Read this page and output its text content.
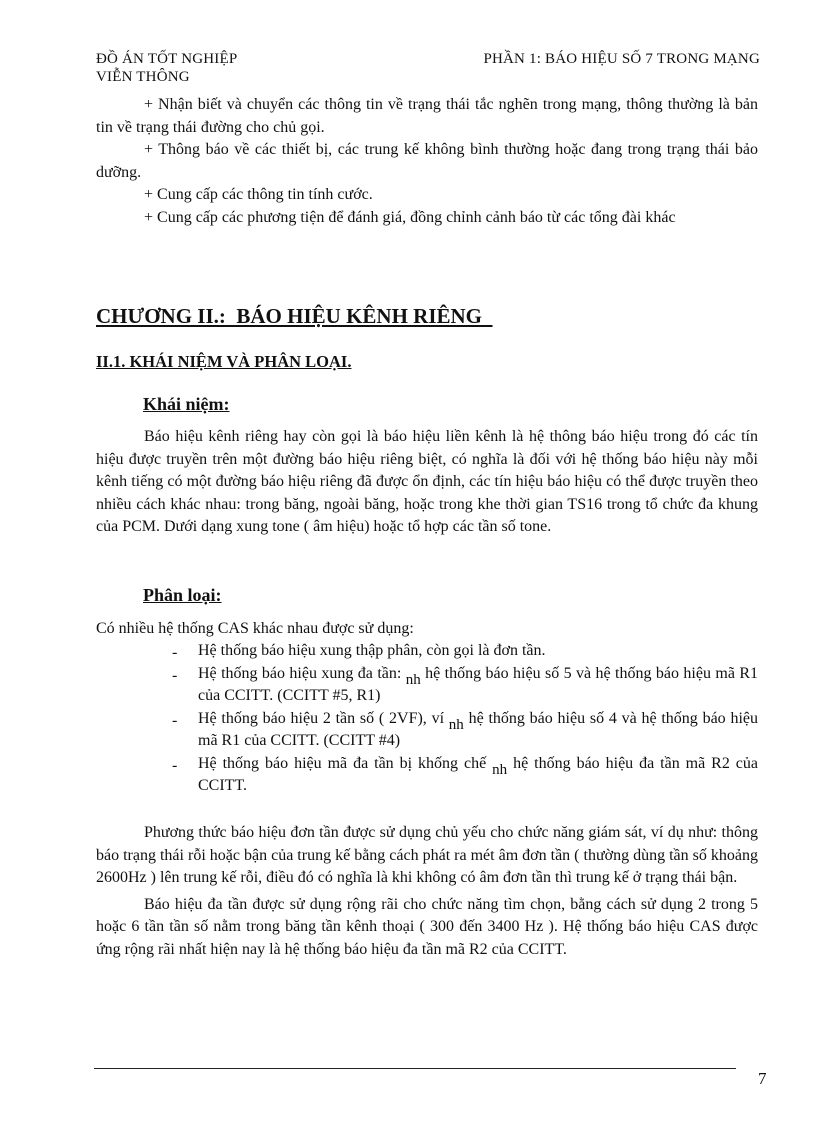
ĐỒ ÁN TỐT NGHIỆP
VIỄN THÔNG
PHẦN 1: BÁO HIỆU SỐ 7 TRONG MẠNG

+ Nhận biết và chuyển các thông tin về trạng thái tắc nghẽn trong mạng, thông thường là bản tin về trạng thái đường cho chủ gọi.

+ Thông báo về các thiết bị, các trung kế không bình thường hoặc đang trong trạng thái bảo dưỡng.

+ Cung cấp các thông tin tính cước.

+ Cung cấp các phương tiện để đánh giá, đồng chỉnh cảnh báo từ các tổng đài khác

CHƯƠNG II.:  BÁO HIỆU KÊNH RIÊNG
II.1. KHÁI NIỆM VÀ PHÂN LOẠI.
Khái niệm:

Báo hiệu kênh riêng hay còn gọi là báo hiệu liền kênh là hệ thông báo hiệu trong đó các tín hiệu được truyền trên một đường báo hiệu riêng biệt, có nghĩa là đối với hệ thống báo hiệu này mỗi kênh tiếng có một đường báo hiệu riêng đã được ổn định, các tín hiệu báo hiệu có thể được truyền theo nhiều cách khác nhau: trong băng, ngoài băng, hoặc trong khe thời gian TS16 trong tổ chức đa khung của PCM. Dưới dạng xung tone ( âm hiệu) hoặc tổ hợp các tần số tone.

Phân loại:

Có nhiều hệ thống CAS khác nhau được sử dụng:

- Hệ thống báo hiệu xung thập phân, còn gọi là đơn tần.
- Hệ thống báo hiệu xung đa tần: nh hệ thống báo hiệu số 5 và hệ thống báo hiệu mã R1 của CCITT. (CCITT #5, R1)
- Hệ thống báo hiệu 2 tần số ( 2VF), ví nh hệ thống báo hiệu số 4 và hệ thống báo hiệu mã R1 của CCITT. (CCITT #4)
- Hệ thống báo hiệu mã đa tần bị khống chế nh hệ thống báo hiệu đa tần mã R2 của CCITT.

Phương thức báo hiệu đơn tần được sử dụng chủ yếu cho chức năng giám sát, ví dụ như: thông báo trạng thái rỗi hoặc bận của trung kế bằng cách phát ra mét âm đơn tần ( thường dùng tần số khoảng 2600Hz ) lên trung kế rỗi, điều đó có nghĩa là khi không có âm đơn tần thì trung kế ở trạng thái bận.

Báo hiệu đa tần được sử dụng rộng rãi cho chức năng tìm chọn, bằng cách sử dụng 2 trong 5 hoặc 6 tần tần số nằm trong băng tần kênh thoại ( 300 đến 3400 Hz ). Hệ thống báo hiệu CAS được ứng rộng rãi nhất hiện nay là hệ thống báo hiệu đa tần mã R2 của CCITT.

7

.....

- YOUR INSTRUCTIONS
Take every line from the data above that holds "không" and copy it out.

- OUTPUT BELOW
+ Thông báo về các thiết bị, các trung kế không bình thường hoặc đang trong trạng thái bảo dưỡng.
Phương thức báo hiệu đơn tần được sử dụng chủ yếu cho chức năng giám sát, ví dụ như: thông báo trạng thái rỗi hoặc bận của trung kế bằng cách phát ra mét âm đơn tần ( thường dùng tần số khoảng 2600Hz ) lên trung kế rỗi, điều đó có nghĩa là khi không có âm đơn tần thì trung kế ở trạng thái bận.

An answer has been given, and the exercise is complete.